WHAT NEEDS TO BE DONE:
Express the lines starting at the one containing "lon-tick-label: 45W [394,734,421,748]" and ending at the one containing "legend-lower-wedge [736,671,747,715]" as a JSON list of strings, one string per line, leaving out blank lines.
※
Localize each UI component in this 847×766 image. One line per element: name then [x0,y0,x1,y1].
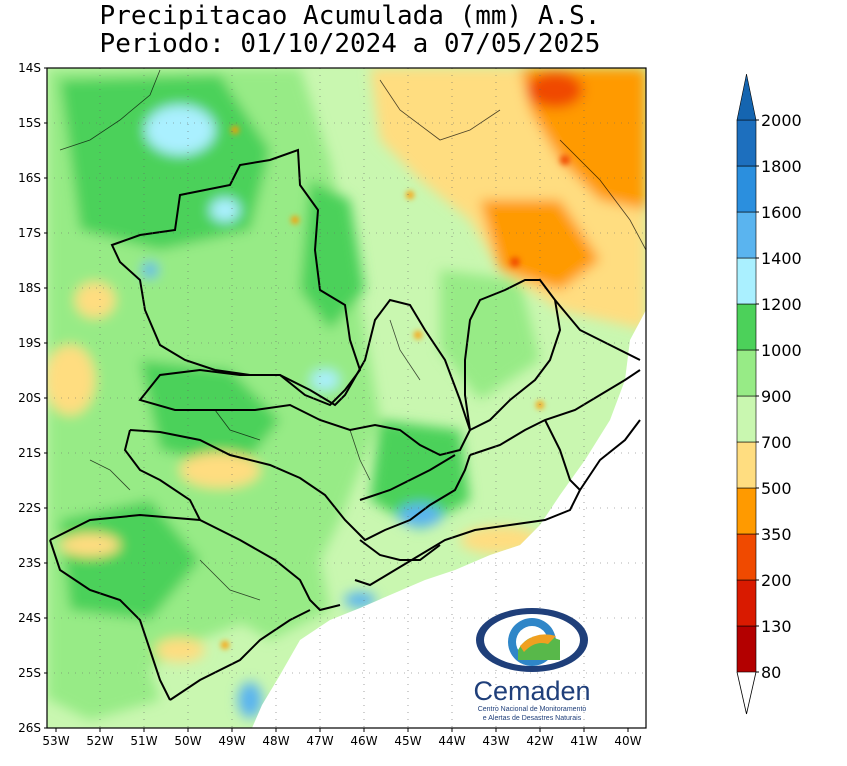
lon-tick-label: 45W [394,734,421,748]
precipitation-field [47,68,646,728]
basin-boundaries [49,148,641,701]
legend-label: 80 [761,663,781,682]
legend-label: 200 [761,571,792,590]
legend-swatch [736,303,757,351]
lat-tick-label: 17S [18,226,41,240]
lon-tick-label: 43W [482,734,509,748]
lon-tick-label: 48W [262,734,289,748]
legend-lower-wedge [736,671,747,715]
latitude-axis: 14S 15S 16S 17S 18S 19S 20S 21S 22S 23S 24S 25S 26S [18,61,47,735]
lat-tick-label: 18S [18,281,41,295]
legend-swatch [736,487,757,535]
lon-tick-label: 42W [526,734,553,748]
lon-tick-label: 53W [42,734,69,748]
lat-tick-label: 23S [18,556,41,570]
lat-tick-label: 19S [18,336,41,350]
lat-tick-label: 15S [18,116,41,130]
legend-label: 1800 [761,157,802,176]
lon-tick-label: 50W [174,734,201,748]
legend-label: 1000 [761,341,802,360]
legend-label: 2000 [761,111,802,130]
legend-label: 350 [761,525,792,544]
lon-tick-label: 44W [438,734,465,748]
lon-tick-label: 41W [570,734,597,748]
lat-tick-label: 26S [18,721,41,735]
lon-tick-label: 52W [86,734,113,748]
legend-label: 1400 [761,249,802,268]
logo-subtitle-1: Centro Nacional de Monitoramento [478,706,587,713]
map-period: Periodo: 01/10/2024 a 07/05/2025 [99,29,601,59]
legend-swatch [736,165,757,213]
legend-upper-arrow [736,73,757,121]
lon-tick-label: 46W [350,734,377,748]
legend-label: 700 [761,433,792,452]
lon-tick-label: 49W [218,734,245,748]
lon-tick-label: 47W [306,734,333,748]
legend-label: 500 [761,479,792,498]
logo-name: Cemaden [473,676,590,706]
legend-label: 1600 [761,203,802,222]
lat-tick-label: 16S [18,171,41,185]
lat-tick-label: 21S [18,446,41,460]
longitude-axis: 53W 52W 51W 50W 49W 48W 47W 46W 45W 44W 43W 42W 41W 4… [42,728,642,748]
lat-tick-label: 25S [18,666,41,680]
logo-subtitle-2: e Alertas de Desastres Naturais [483,715,582,722]
legend-swatch [736,533,757,581]
legend-swatch [736,257,757,305]
legend-label: 900 [761,387,792,406]
legend-label: 130 [761,617,792,636]
cemaden-logo: Cemaden Centro Nacional de Monitoramento… [473,608,591,722]
lat-tick-label: 24S [18,611,41,625]
lon-tick-label: 51W [130,734,157,748]
lat-tick-label: 22S [18,501,41,515]
legend-swatch [736,625,757,673]
lat-tick-label: 20S [18,391,41,405]
lat-tick-label: 14S [18,61,41,75]
legend-swatch [736,349,757,397]
color-legend: 80 130 200 350 500 700 900 1000 1200 1400 1600 1800… [736,73,802,715]
river-lines [59,69,647,601]
map-title: Precipitacao Acumulada (mm) A.S. [99,1,601,31]
legend-swatch [736,579,757,627]
lon-tick-label: 40W [614,734,641,748]
legend-swatch [736,395,757,443]
legend-swatch [736,441,757,489]
legend-lower-wedge [746,671,757,715]
legend-swatch [736,211,757,259]
legend-swatch [736,119,757,167]
legend-label: 1200 [761,295,802,314]
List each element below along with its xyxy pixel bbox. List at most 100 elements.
※
SOLUTION:
[
  "lon-tick-label: 45W [394,734,421,748]",
  "precipitation-field [47,68,646,728]",
  "basin-boundaries [49,148,641,701]",
  "legend-label: 80 [761,663,781,682]",
  "legend-label: 200 [761,571,792,590]",
  "legend-swatch [736,303,757,351]",
  "lat-tick-label: 17S [18,226,41,240]",
  "lon-tick-label: 43W [482,734,509,748]",
  "lon-tick-label: 48W [262,734,289,748]",
  "legend-lower-wedge [736,671,747,715]"
]